─── EXERCISE MATERIAL ───

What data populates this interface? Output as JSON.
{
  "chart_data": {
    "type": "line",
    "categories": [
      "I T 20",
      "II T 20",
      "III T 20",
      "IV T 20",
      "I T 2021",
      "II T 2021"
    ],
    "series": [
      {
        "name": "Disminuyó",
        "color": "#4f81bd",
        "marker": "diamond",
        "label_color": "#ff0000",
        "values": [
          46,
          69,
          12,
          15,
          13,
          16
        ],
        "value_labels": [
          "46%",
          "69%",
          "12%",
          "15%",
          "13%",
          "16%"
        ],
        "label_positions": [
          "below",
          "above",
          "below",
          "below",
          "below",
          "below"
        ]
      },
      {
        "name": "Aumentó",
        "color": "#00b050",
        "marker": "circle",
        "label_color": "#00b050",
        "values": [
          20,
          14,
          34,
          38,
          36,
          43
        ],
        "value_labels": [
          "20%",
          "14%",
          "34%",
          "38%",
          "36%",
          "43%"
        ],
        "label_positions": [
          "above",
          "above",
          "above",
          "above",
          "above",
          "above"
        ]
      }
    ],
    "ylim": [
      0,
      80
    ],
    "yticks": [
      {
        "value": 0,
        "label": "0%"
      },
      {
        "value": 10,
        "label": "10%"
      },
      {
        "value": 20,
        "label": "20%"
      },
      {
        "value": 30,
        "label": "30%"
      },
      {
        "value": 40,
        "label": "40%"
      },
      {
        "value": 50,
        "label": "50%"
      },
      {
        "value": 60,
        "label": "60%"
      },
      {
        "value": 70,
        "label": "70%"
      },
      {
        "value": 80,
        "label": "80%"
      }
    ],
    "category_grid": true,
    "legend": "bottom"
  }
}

───

## CHALLENGE
Each line above must be reproduced exactly as it stands.

## RESULT OF THE TASK
What data populates this interface? Output as JSON.
{
  "chart_data": {
    "type": "line",
    "categories": [
      "I T 20",
      "II T 20",
      "III T 20",
      "IV T 20",
      "I T 2021",
      "II T 2021"
    ],
    "series": [
      {
        "name": "Disminuyó",
        "color": "#4f81bd",
        "marker": "diamond",
        "label_color": "#ff0000",
        "values": [
          46,
          69,
          12,
          15,
          13,
          16
        ],
        "value_labels": [
          "46%",
          "69%",
          "12%",
          "15%",
          "13%",
          "16%"
        ],
        "label_positions": [
          "below",
          "above",
          "below",
          "below",
          "below",
          "below"
        ]
      },
      {
        "name": "Aumentó",
        "color": "#00b050",
        "marker": "circle",
        "label_color": "#00b050",
        "values": [
          20,
          14,
          34,
          38,
          36,
          43
        ],
        "value_labels": [
          "20%",
          "14%",
          "34%",
          "38%",
          "36%",
          "43%"
        ],
        "label_positions": [
          "above",
          "above",
          "above",
          "above",
          "above",
          "above"
        ]
      }
    ],
    "ylim": [
      0,
      80
    ],
    "yticks": [
      {
        "value": 0,
        "label": "0%"
      },
      {
        "value": 10,
        "label": "10%"
      },
      {
        "value": 20,
        "label": "20%"
      },
      {
        "value": 30,
        "label": "30%"
      },
      {
        "value": 40,
        "label": "40%"
      },
      {
        "value": 50,
        "label": "50%"
      },
      {
        "value": 60,
        "label": "60%"
      },
      {
        "value": 70,
        "label": "70%"
      },
      {
        "value": 80,
        "label": "80%"
      }
    ],
    "category_grid": true,
    "legend": "bottom"
  }
}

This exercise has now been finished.